Records from a collection ->
____________________
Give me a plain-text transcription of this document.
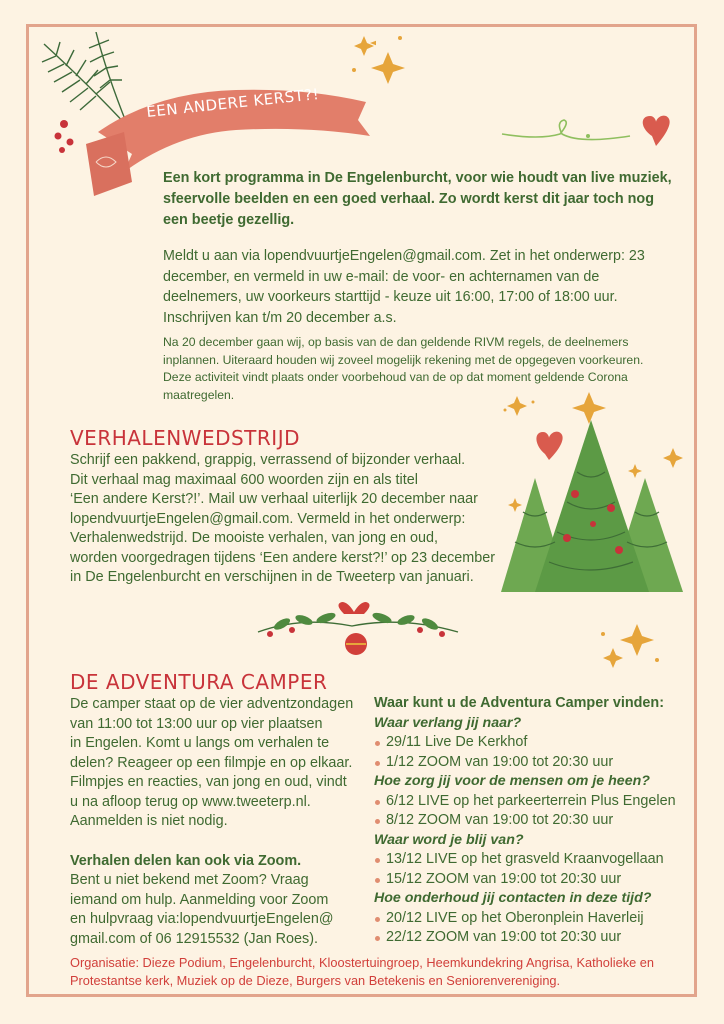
EEN ANDERE KERST?!
Een kort programma in De Engelenburcht, voor wie houdt van live muziek, sfeervolle beelden en een goed verhaal. Zo wordt kerst dit jaar toch nog een beetje gezellig.
Meldt u aan via lopendvuurtjeEngelen@gmail.com. Zet in het onderwerp: 23 december, en vermeld in uw e-mail: de voor- en achternamen van de deelnemers, uw voorkeurs starttijd - keuze uit 16:00, 17:00 of 18:00 uur. Inschrijven kan t/m 20 december a.s.
Na 20 december gaan wij, op basis van de dan geldende RIVM regels, de deelnemers inplannen. Uiteraard houden wij zoveel mogelijk rekening met de opgegeven voorkeuren. Deze activiteit vindt plaats onder voorbehoud van de op dat moment geldende Corona maatregelen.
VERHALENWEDSTRIJD
Schrijf een pakkend, grappig, verrassend of bijzonder verhaal.
Dit verhaal mag maximaal 600 woorden zijn en als titel
‘Een andere Kerst?!’. Mail uw verhaal uiterlijk 20 december naar
lopendvuurtjeEngelen@gmail.com. Vermeld in het onderwerp:
Verhalenwedstrijd. De mooiste verhalen, van jong en oud,
worden voorgedragen tijdens ‘Een andere kerst?!’ op 23 december
in De Engelenburcht en verschijnen in de Tweeterp van januari.
DE ADVENTURA CAMPER
De camper staat op de vier adventzondagen
van 11:00 tot 13:00 uur op vier plaatsen
in Engelen. Komt u langs om verhalen te
delen? Reageer op een filmpje en op elkaar.
Filmpjes en reacties, van jong en oud, vindt
u na afloop terug op www.tweeterp.nl.
Aanmelden is niet nodig.
Verhalen delen kan ook via Zoom.
Bent u niet bekend met Zoom? Vraag
iemand om hulp. Aanmelding voor Zoom
en hulpvraag via:lopendvuurtjeEngelen@
gmail.com of 06 12915532 (Jan Roes).
Waar kunt u de Adventura Camper vinden:
Waar verlang jij naar?
29/11 Live De Kerkhof
1/12 ZOOM van 19:00 tot 20:30 uur
Hoe zorg jij voor de mensen om je heen?
6/12 LIVE op het parkeerterrein Plus Engelen
8/12 ZOOM van 19:00 tot 20:30 uur
Waar word je blij van?
13/12 LIVE op het grasveld Kraanvogellaan
15/12 ZOOM van 19:00 tot 20:30 uur
Hoe onderhoud jij contacten in deze tijd?
20/12 LIVE op het Oberonplein Haverleij
22/12 ZOOM van 19:00 tot 20:30 uur
Organisatie: Dieze Podium, Engelenburcht, Kloostertuingroep, Heemkundekring Angrisa, Katholieke en
Protestantse kerk, Muziek op de Dieze, Burgers van Betekenis en Seniorenvereniging.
____________________
Reproduce each entry precisely. Leave the pictures out.

Give me a plain-text transcription of this document.
EEN ANDERE KERST?!
Een kort programma in De Engelenburcht, voor wie houdt van live muziek, sfeervolle beelden en een goed verhaal. Zo wordt kerst dit jaar toch nog een beetje gezellig.
Meldt u aan via lopendvuurtjeEngelen@gmail.com. Zet in het onderwerp: 23 december, en vermeld in uw e-mail: de voor- en achternamen van de deelnemers, uw voorkeurs starttijd - keuze uit 16:00, 17:00 of 18:00 uur. Inschrijven kan t/m 20 december a.s.
Na 20 december gaan wij, op basis van de dan geldende RIVM regels, de deelnemers inplannen. Uiteraard houden wij zoveel mogelijk rekening met de opgegeven voorkeuren. Deze activiteit vindt plaats onder voorbehoud van de op dat moment geldende Corona maatregelen.
VERHALENWEDSTRIJD
Schrijf een pakkend, grappig, verrassend of bijzonder verhaal.
Dit verhaal mag maximaal 600 woorden zijn en als titel
‘Een andere Kerst?!’. Mail uw verhaal uiterlijk 20 december naar
lopendvuurtjeEngelen@gmail.com. Vermeld in het onderwerp:
Verhalenwedstrijd. De mooiste verhalen, van jong en oud,
worden voorgedragen tijdens ‘Een andere kerst?!’ op 23 december
in De Engelenburcht en verschijnen in de Tweeterp van januari.
DE ADVENTURA CAMPER
De camper staat op de vier adventzondagen
van 11:00 tot 13:00 uur op vier plaatsen
in Engelen. Komt u langs om verhalen te
delen? Reageer op een filmpje en op elkaar.
Filmpjes en reacties, van jong en oud, vindt
u na afloop terug op www.tweeterp.nl.
Aanmelden is niet nodig.
Verhalen delen kan ook via Zoom.
Bent u niet bekend met Zoom? Vraag
iemand om hulp. Aanmelding voor Zoom
en hulpvraag via:lopendvuurtjeEngelen@
gmail.com of 06 12915532 (Jan Roes).
Waar kunt u de Adventura Camper vinden:
Waar verlang jij naar?
29/11 Live De Kerkhof
1/12 ZOOM van 19:00 tot 20:30 uur
Hoe zorg jij voor de mensen om je heen?
6/12 LIVE op het parkeerterrein Plus Engelen
8/12 ZOOM van 19:00 tot 20:30 uur
Waar word je blij van?
13/12 LIVE op het grasveld Kraanvogellaan
15/12 ZOOM van 19:00 tot 20:30 uur
Hoe onderhoud jij contacten in deze tijd?
20/12 LIVE op het Oberonplein Haverleij
22/12 ZOOM van 19:00 tot 20:30 uur
Organisatie: Dieze Podium, Engelenburcht, Kloostertuingroep, Heemkundekring Angrisa, Katholieke en
Protestantse kerk, Muziek op de Dieze, Burgers van Betekenis en Seniorenvereniging.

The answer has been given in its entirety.